Data entries
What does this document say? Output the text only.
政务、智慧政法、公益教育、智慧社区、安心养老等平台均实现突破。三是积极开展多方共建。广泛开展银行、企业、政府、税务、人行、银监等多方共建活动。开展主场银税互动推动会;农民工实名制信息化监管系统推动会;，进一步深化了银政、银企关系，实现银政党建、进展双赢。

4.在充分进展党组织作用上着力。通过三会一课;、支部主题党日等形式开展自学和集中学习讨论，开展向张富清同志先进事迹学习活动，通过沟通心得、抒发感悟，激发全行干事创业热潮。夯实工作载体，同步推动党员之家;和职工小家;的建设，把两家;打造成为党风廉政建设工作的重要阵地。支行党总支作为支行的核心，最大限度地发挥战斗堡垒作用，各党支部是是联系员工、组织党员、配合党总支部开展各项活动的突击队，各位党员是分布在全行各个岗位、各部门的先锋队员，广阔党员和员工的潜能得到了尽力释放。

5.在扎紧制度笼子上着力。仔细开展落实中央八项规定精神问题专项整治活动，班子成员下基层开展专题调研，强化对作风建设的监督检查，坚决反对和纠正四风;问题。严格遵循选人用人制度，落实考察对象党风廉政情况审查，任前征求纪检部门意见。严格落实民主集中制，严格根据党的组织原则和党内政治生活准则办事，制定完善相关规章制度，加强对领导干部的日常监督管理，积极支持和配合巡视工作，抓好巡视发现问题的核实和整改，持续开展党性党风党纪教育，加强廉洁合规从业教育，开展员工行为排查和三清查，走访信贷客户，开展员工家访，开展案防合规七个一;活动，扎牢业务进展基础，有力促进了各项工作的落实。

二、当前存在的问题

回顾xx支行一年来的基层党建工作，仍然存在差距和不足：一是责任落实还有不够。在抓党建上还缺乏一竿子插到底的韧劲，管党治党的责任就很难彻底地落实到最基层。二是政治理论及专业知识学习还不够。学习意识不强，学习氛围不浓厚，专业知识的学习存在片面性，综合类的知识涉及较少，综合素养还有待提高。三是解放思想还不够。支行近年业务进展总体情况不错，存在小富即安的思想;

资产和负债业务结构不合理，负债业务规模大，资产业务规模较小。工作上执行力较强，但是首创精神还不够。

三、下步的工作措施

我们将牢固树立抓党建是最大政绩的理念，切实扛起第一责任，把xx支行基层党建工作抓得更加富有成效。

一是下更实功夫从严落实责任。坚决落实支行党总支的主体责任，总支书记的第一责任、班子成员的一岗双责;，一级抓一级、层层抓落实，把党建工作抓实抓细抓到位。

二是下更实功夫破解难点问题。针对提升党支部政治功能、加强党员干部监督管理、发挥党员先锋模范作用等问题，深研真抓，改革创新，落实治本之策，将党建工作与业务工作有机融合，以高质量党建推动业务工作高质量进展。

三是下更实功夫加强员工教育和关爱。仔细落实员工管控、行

## Set exercise
Above are the records; retype them all without a single difference.

## Expected output
What does this document say? Output the text only.
政务、智慧政法、公益教育、智慧社区、安心养老等平台均实现突破。三是积极开展多方共建。广泛开展银行、企业、政府、税务、人行、银监等多方共建活动。开展主场银税互动推动会;农民工实名制信息化监管系统推动会;，进一步深化了银政、银企关系，实现银政党建、进展双赢。

4.在充分进展党组织作用上着力。通过三会一课;、支部主题党日等形式开展自学和集中学习讨论，开展向张富清同志先进事迹学习活动，通过沟通心得、抒发感悟，激发全行干事创业热潮。夯实工作载体，同步推动党员之家;和职工小家;的建设，把两家;打造成为党风廉政建设工作的重要阵地。支行党总支作为支行的核心，最大限度地发挥战斗堡垒作用，各党支部是是联系员工、组织党员、配合党总支部开展各项活动的突击队，各位党员是分布在全行各个岗位、各部门的先锋队员，广阔党员和员工的潜能得到了尽力释放。

5.在扎紧制度笼子上着力。仔细开展落实中央八项规定精神问题专项整治活动，班子成员下基层开展专题调研，强化对作风建设的监督检查，坚决反对和纠正四风;问题。严格遵循选人用人制度，落实考察对象党风廉政情况审查，任前征求纪检部门意见。严格落实民主集中制，严格根据党的组织原则和党内政治生活准则办事，制定完善相关规章制度，加强对领导干部的日常监督管理，积极支持和配合巡视工作，抓好巡视发现问题的核实和整改，持续开展党性党风党纪教育，加强廉洁合规从业教育，开展员工行为排查和三清查，走访信贷客户，开展员工家访，开展案防合规七个一;活动，扎牢业务进展基础，有力促进了各项工作的落实。

二、当前存在的问题

回顾xx支行一年来的基层党建工作，仍然存在差距和不足：一是责任落实还有不够。在抓党建上还缺乏一竿子插到底的韧劲，管党治党的责任就很难彻底地落实到最基层。二是政治理论及专业知识学习还不够。学习意识不强，学习氛围不浓厚，专业知识的学习存在片面性，综合类的知识涉及较少，综合素养还有待提高。三是解放思想还不够。支行近年业务进展总体情况不错，存在小富即安的思想;

资产和负债业务结构不合理，负债业务规模大，资产业务规模较小。工作上执行力较强，但是首创精神还不够。

三、下步的工作措施

我们将牢固树立抓党建是最大政绩的理念，切实扛起第一责任，把xx支行基层党建工作抓得更加富有成效。

一是下更实功夫从严落实责任。坚决落实支行党总支的主体责任，总支书记的第一责任、班子成员的一岗双责;，一级抓一级、层层抓落实，把党建工作抓实抓细抓到位。

二是下更实功夫破解难点问题。针对提升党支部政治功能、加强党员干部监督管理、发挥党员先锋模范作用等问题，深研真抓，改革创新，落实治本之策，将党建工作与业务工作有机融合，以高质量党建推动业务工作高质量进展。

三是下更实功夫加强员工教育和关爱。仔细落实员工管控、行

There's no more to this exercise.